* Data supplied *
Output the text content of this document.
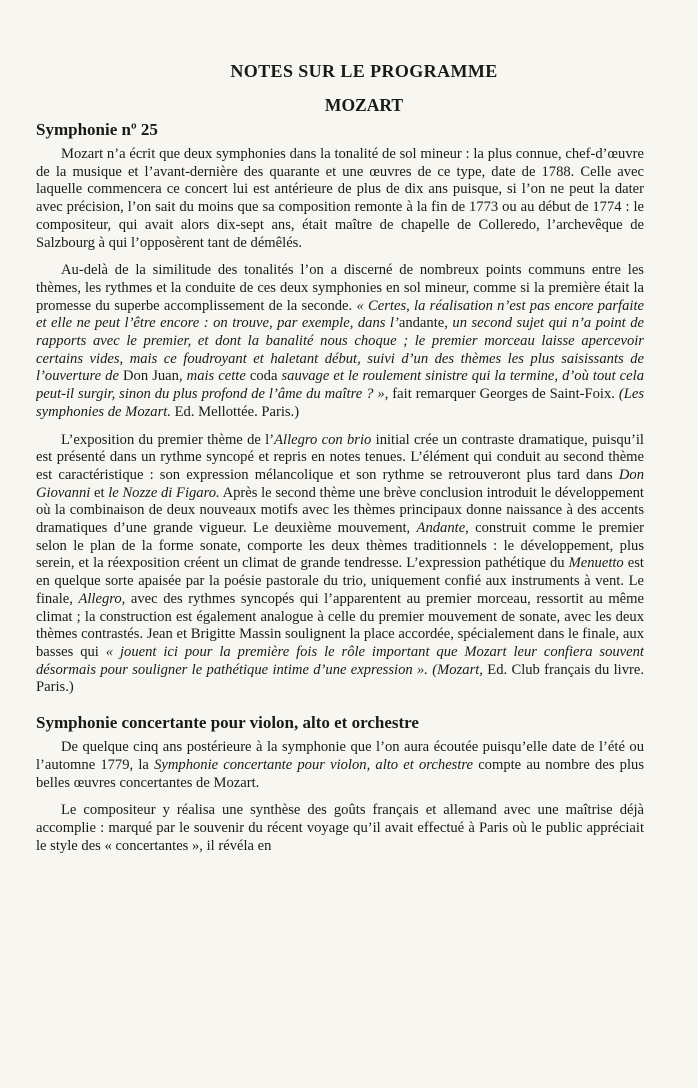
NOTES SUR LE PROGRAMME
MOZART
Symphonie nº 25

Mozart n’a écrit que deux symphonies dans la tonalité de sol mineur : la plus connue, chef-d’œuvre de la musique et l’avant-dernière des quarante et une œuvres de ce type, date de 1788. Celle avec laquelle commencera ce concert lui est antérieure de plus de dix ans puisque, si l’on ne peut la dater avec précision, l’on sait du moins que sa composition remonte à la fin de 1773 ou au début de 1774 : le compositeur, qui avait alors dix-sept ans, était maître de chapelle de Colleredo, l’archevêque de Salzbourg à qui l’opposèrent tant de démêlés.

Au-delà de la similitude des tonalités l’on a discerné de nombreux points communs entre les thèmes, les rythmes et la conduite de ces deux symphonies en sol mineur, comme si la première était la promesse du superbe accomplissement de la seconde. « Certes, la réalisation n’est pas encore parfaite et elle ne peut l’être encore : on trouve, par exemple, dans l’andante, un second sujet qui n’a point de rapports avec le premier, et dont la banalité nous choque ; le premier morceau laisse apercevoir certains vides, mais ce foudroyant et haletant début, suivi d’un des thèmes les plus saisissants de l’ouverture de Don Juan, mais cette coda sauvage et le roulement sinistre qui la termine, d’où tout cela peut-il surgir, sinon du plus profond de l’âme du maître ? », fait remarquer Georges de Saint-Foix. (Les symphonies de Mozart. Ed. Mellottée. Paris.)

L’exposition du premier thème de l’Allegro con brio initial crée un contraste dramatique, puisqu’il est présenté dans un rythme syncopé et repris en notes tenues. L’élément qui conduit au second thème est caractéristique : son expression mélancolique et son rythme se retrouveront plus tard dans Don Giovanni et le Nozze di Figaro. Après le second thème une brève conclusion introduit le développement où la combinaison de deux nouveaux motifs avec les thèmes principaux donne naissance à des accents dramatiques d’une grande vigueur. Le deuxième mouvement, Andante, construit comme le premier selon le plan de la forme sonate, comporte les deux thèmes traditionnels : le développement, plus serein, et la réexposition créent un climat de grande tendresse. L’expression pathétique du Menuetto est en quelque sorte apaisée par la poésie pastorale du trio, uniquement confié aux instruments à vent. Le finale, Allegro, avec des rythmes syncopés qui l’apparentent au premier morceau, ressortit au même climat ; la construction est également analogue à celle du premier mouvement de sonate, avec les deux thèmes contrastés. Jean et Brigitte Massin soulignent la place accordée, spécialement dans le finale, aux basses qui « jouent ici pour la première fois le rôle important que Mozart leur confiera souvent désormais pour souligner le pathétique intime d’une expression ». (Mozart, Ed. Club français du livre. Paris.)

Symphonie concertante pour violon, alto et orchestre

De quelque cinq ans postérieure à la symphonie que l’on aura écoutée puisqu’elle date de l’été ou l’automne 1779, la Symphonie concertante pour violon, alto et orchestre compte au nombre des plus belles œuvres concertantes de Mozart.

Le compositeur y réalisa une synthèse des goûts français et allemand avec une maîtrise déjà accomplie : marqué par le souvenir du récent voyage qu’il avait effectué à Paris où le public appréciait le style des « concertantes », il révéla en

* Problem to work on *
Copy every record above exactly as written, but leave out the pictures.

* Solved exercise *
Output the text content of this document.
NOTES SUR LE PROGRAMME
MOZART
Symphonie nº 25

Mozart n’a écrit que deux symphonies dans la tonalité de sol mineur : la plus connue, chef-d’œuvre de la musique et l’avant-dernière des quarante et une œuvres de ce type, date de 1788. Celle avec laquelle commencera ce concert lui est antérieure de plus de dix ans puisque, si l’on ne peut la dater avec précision, l’on sait du moins que sa composition remonte à la fin de 1773 ou au début de 1774 : le compositeur, qui avait alors dix-sept ans, était maître de chapelle de Colleredo, l’archevêque de Salzbourg à qui l’opposèrent tant de démêlés.

Au-delà de la similitude des tonalités l’on a discerné de nombreux points communs entre les thèmes, les rythmes et la conduite de ces deux symphonies en sol mineur, comme si la première était la promesse du superbe accomplissement de la seconde. « Certes, la réalisation n’est pas encore parfaite et elle ne peut l’être encore : on trouve, par exemple, dans l’andante, un second sujet qui n’a point de rapports avec le premier, et dont la banalité nous choque ; le premier morceau laisse apercevoir certains vides, mais ce foudroyant et haletant début, suivi d’un des thèmes les plus saisissants de l’ouverture de Don Juan, mais cette coda sauvage et le roulement sinistre qui la termine, d’où tout cela peut-il surgir, sinon du plus profond de l’âme du maître ? », fait remarquer Georges de Saint-Foix. (Les symphonies de Mozart. Ed. Mellottée. Paris.)

L’exposition du premier thème de l’Allegro con brio initial crée un contraste dramatique, puisqu’il est présenté dans un rythme syncopé et repris en notes tenues. L’élément qui conduit au second thème est caractéristique : son expression mélancolique et son rythme se retrouveront plus tard dans Don Giovanni et le Nozze di Figaro. Après le second thème une brève conclusion introduit le développement où la combinaison de deux nouveaux motifs avec les thèmes principaux donne naissance à des accents dramatiques d’une grande vigueur. Le deuxième mouvement, Andante, construit comme le premier selon le plan de la forme sonate, comporte les deux thèmes traditionnels : le développement, plus serein, et la réexposition créent un climat de grande tendresse. L’expression pathétique du Menuetto est en quelque sorte apaisée par la poésie pastorale du trio, uniquement confié aux instruments à vent. Le finale, Allegro, avec des rythmes syncopés qui l’apparentent au premier morceau, ressortit au même climat ; la construction est également analogue à celle du premier mouvement de sonate, avec les deux thèmes contrastés. Jean et Brigitte Massin soulignent la place accordée, spécialement dans le finale, aux basses qui « jouent ici pour la première fois le rôle important que Mozart leur confiera souvent désormais pour souligner le pathétique intime d’une expression ». (Mozart, Ed. Club français du livre. Paris.)

Symphonie concertante pour violon, alto et orchestre

De quelque cinq ans postérieure à la symphonie que l’on aura écoutée puisqu’elle date de l’été ou l’automne 1779, la Symphonie concertante pour violon, alto et orchestre compte au nombre des plus belles œuvres concertantes de Mozart.

Le compositeur y réalisa une synthèse des goûts français et allemand avec une maîtrise déjà accomplie : marqué par le souvenir du récent voyage qu’il avait effectué à Paris où le public appréciait le style des « concertantes », il révéla en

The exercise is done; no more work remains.